▸ What this task involves:
Every line of the records must be repeated exactly; pictures stay out.

[Source records]
= = =
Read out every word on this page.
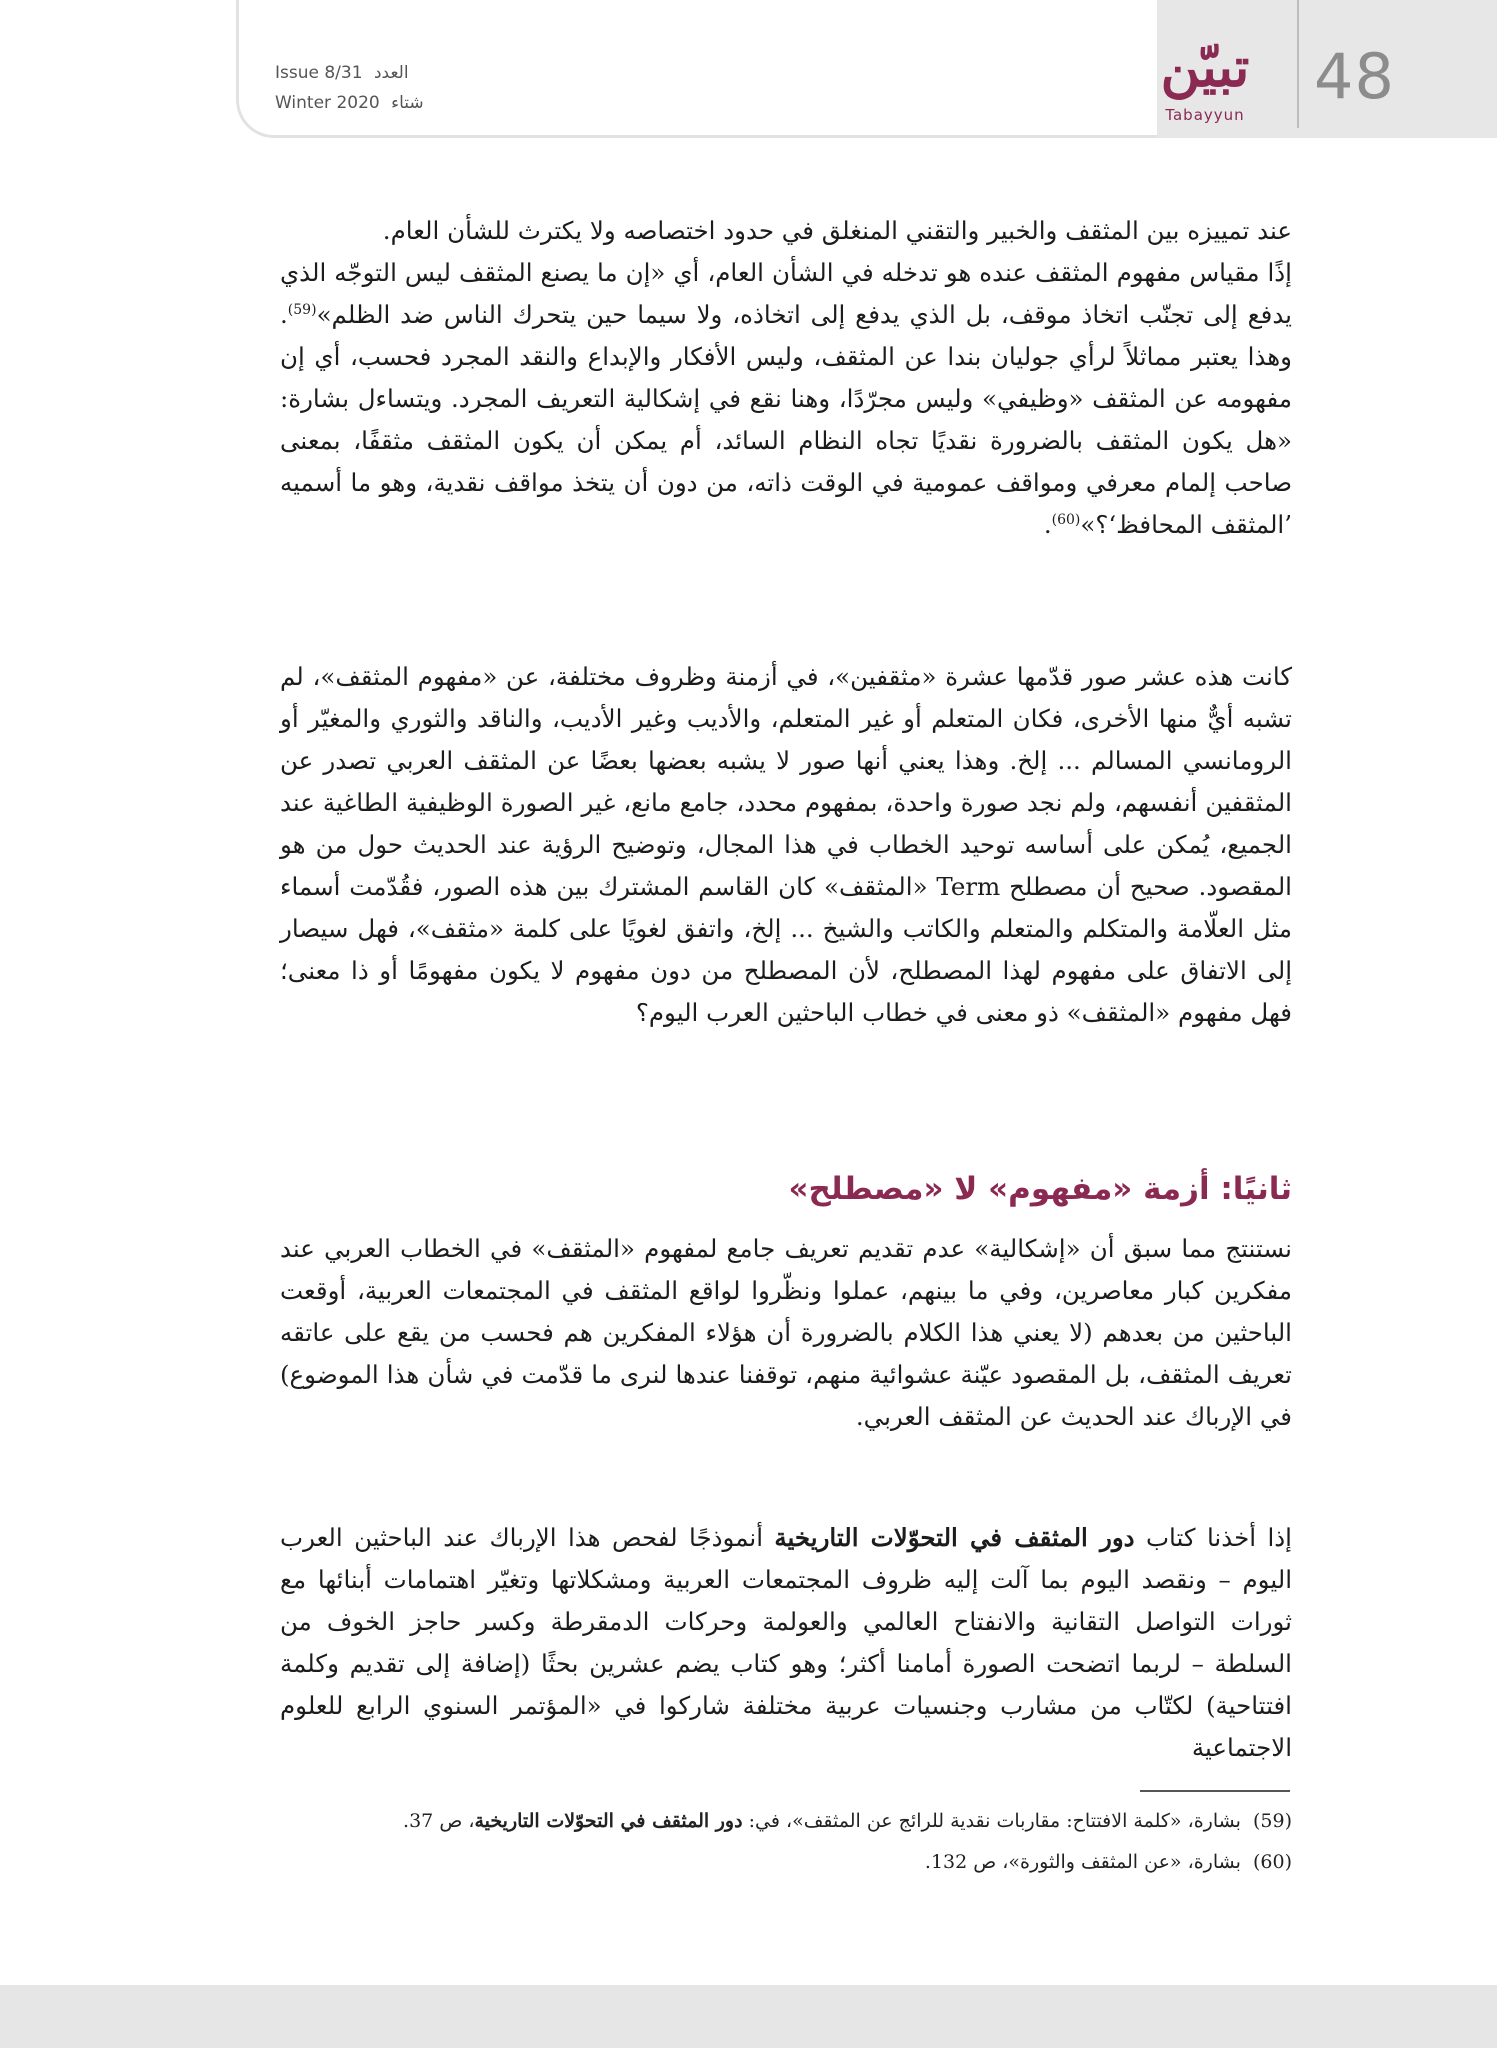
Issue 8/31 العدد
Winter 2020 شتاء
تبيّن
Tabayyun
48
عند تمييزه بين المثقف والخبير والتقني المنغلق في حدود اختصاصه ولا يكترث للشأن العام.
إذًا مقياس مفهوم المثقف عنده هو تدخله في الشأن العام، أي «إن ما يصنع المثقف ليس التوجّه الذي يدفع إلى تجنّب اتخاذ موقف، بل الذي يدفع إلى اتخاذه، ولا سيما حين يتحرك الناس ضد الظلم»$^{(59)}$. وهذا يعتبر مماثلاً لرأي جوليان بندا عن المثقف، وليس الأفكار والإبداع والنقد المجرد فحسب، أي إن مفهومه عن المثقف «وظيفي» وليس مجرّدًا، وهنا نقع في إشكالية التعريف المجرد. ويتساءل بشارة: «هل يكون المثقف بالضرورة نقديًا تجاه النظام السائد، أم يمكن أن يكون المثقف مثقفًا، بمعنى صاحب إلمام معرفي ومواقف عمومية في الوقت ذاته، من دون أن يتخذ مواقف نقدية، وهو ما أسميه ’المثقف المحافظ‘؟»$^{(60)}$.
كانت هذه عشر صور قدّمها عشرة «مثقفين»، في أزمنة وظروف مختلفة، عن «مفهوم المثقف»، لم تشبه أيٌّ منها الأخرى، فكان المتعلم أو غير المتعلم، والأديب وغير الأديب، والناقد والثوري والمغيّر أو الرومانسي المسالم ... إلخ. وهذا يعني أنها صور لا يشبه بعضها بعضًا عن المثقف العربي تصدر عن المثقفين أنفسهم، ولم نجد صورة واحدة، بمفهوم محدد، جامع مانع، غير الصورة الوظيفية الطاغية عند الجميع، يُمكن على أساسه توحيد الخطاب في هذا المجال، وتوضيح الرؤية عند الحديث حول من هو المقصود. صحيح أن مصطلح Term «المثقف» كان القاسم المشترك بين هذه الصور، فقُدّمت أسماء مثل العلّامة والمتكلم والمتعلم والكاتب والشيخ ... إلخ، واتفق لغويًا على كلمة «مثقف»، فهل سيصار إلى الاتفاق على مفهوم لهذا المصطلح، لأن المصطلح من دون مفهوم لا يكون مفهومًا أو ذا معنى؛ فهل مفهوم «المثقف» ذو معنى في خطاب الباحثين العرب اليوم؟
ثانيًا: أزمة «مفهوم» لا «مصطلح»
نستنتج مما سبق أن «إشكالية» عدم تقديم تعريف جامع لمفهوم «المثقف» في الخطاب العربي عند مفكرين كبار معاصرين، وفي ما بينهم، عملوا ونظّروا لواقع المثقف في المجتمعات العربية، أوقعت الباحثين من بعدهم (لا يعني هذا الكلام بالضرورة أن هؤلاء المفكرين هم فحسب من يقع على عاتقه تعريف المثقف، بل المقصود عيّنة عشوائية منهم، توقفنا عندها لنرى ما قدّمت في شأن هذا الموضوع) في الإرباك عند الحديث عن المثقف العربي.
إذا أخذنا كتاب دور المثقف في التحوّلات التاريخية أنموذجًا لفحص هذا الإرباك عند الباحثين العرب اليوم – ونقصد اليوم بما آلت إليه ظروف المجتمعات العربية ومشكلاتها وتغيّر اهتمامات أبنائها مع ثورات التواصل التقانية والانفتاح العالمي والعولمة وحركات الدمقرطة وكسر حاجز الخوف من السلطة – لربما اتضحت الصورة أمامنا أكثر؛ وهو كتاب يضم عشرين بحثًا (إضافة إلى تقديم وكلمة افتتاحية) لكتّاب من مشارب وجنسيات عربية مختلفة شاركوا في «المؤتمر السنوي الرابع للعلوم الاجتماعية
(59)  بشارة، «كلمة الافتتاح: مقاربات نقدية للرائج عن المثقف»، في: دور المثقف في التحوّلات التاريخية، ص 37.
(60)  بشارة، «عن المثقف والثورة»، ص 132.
= = =
▸ Task answer:
Read out every word on this page.
Issue 8/31 العدد
Winter 2020 شتاء
تبيّن
Tabayyun
48
عند تمييزه بين المثقف والخبير والتقني المنغلق في حدود اختصاصه ولا يكترث للشأن العام.
إذًا مقياس مفهوم المثقف عنده هو تدخله في الشأن العام، أي «إن ما يصنع المثقف ليس التوجّه الذي يدفع إلى تجنّب اتخاذ موقف، بل الذي يدفع إلى اتخاذه، ولا سيما حين يتحرك الناس ضد الظلم»$^{(59)}$. وهذا يعتبر مماثلاً لرأي جوليان بندا عن المثقف، وليس الأفكار والإبداع والنقد المجرد فحسب، أي إن مفهومه عن المثقف «وظيفي» وليس مجرّدًا، وهنا نقع في إشكالية التعريف المجرد. ويتساءل بشارة: «هل يكون المثقف بالضرورة نقديًا تجاه النظام السائد، أم يمكن أن يكون المثقف مثقفًا، بمعنى صاحب إلمام معرفي ومواقف عمومية في الوقت ذاته، من دون أن يتخذ مواقف نقدية، وهو ما أسميه ’المثقف المحافظ‘؟»$^{(60)}$.
كانت هذه عشر صور قدّمها عشرة «مثقفين»، في أزمنة وظروف مختلفة، عن «مفهوم المثقف»، لم تشبه أيٌّ منها الأخرى، فكان المتعلم أو غير المتعلم، والأديب وغير الأديب، والناقد والثوري والمغيّر أو الرومانسي المسالم ... إلخ. وهذا يعني أنها صور لا يشبه بعضها بعضًا عن المثقف العربي تصدر عن المثقفين أنفسهم، ولم نجد صورة واحدة، بمفهوم محدد، جامع مانع، غير الصورة الوظيفية الطاغية عند الجميع، يُمكن على أساسه توحيد الخطاب في هذا المجال، وتوضيح الرؤية عند الحديث حول من هو المقصود. صحيح أن مصطلح Term «المثقف» كان القاسم المشترك بين هذه الصور، فقُدّمت أسماء مثل العلّامة والمتكلم والمتعلم والكاتب والشيخ ... إلخ، واتفق لغويًا على كلمة «مثقف»، فهل سيصار إلى الاتفاق على مفهوم لهذا المصطلح، لأن المصطلح من دون مفهوم لا يكون مفهومًا أو ذا معنى؛ فهل مفهوم «المثقف» ذو معنى في خطاب الباحثين العرب اليوم؟
ثانيًا: أزمة «مفهوم» لا «مصطلح»
نستنتج مما سبق أن «إشكالية» عدم تقديم تعريف جامع لمفهوم «المثقف» في الخطاب العربي عند مفكرين كبار معاصرين، وفي ما بينهم، عملوا ونظّروا لواقع المثقف في المجتمعات العربية، أوقعت الباحثين من بعدهم (لا يعني هذا الكلام بالضرورة أن هؤلاء المفكرين هم فحسب من يقع على عاتقه تعريف المثقف، بل المقصود عيّنة عشوائية منهم، توقفنا عندها لنرى ما قدّمت في شأن هذا الموضوع) في الإرباك عند الحديث عن المثقف العربي.
إذا أخذنا كتاب دور المثقف في التحوّلات التاريخية أنموذجًا لفحص هذا الإرباك عند الباحثين العرب اليوم – ونقصد اليوم بما آلت إليه ظروف المجتمعات العربية ومشكلاتها وتغيّر اهتمامات أبنائها مع ثورات التواصل التقانية والانفتاح العالمي والعولمة وحركات الدمقرطة وكسر حاجز الخوف من السلطة – لربما اتضحت الصورة أمامنا أكثر؛ وهو كتاب يضم عشرين بحثًا (إضافة إلى تقديم وكلمة افتتاحية) لكتّاب من مشارب وجنسيات عربية مختلفة شاركوا في «المؤتمر السنوي الرابع للعلوم الاجتماعية
(59)  بشارة، «كلمة الافتتاح: مقاربات نقدية للرائج عن المثقف»، في: دور المثقف في التحوّلات التاريخية، ص 37.
(60)  بشارة، «عن المثقف والثورة»، ص 132.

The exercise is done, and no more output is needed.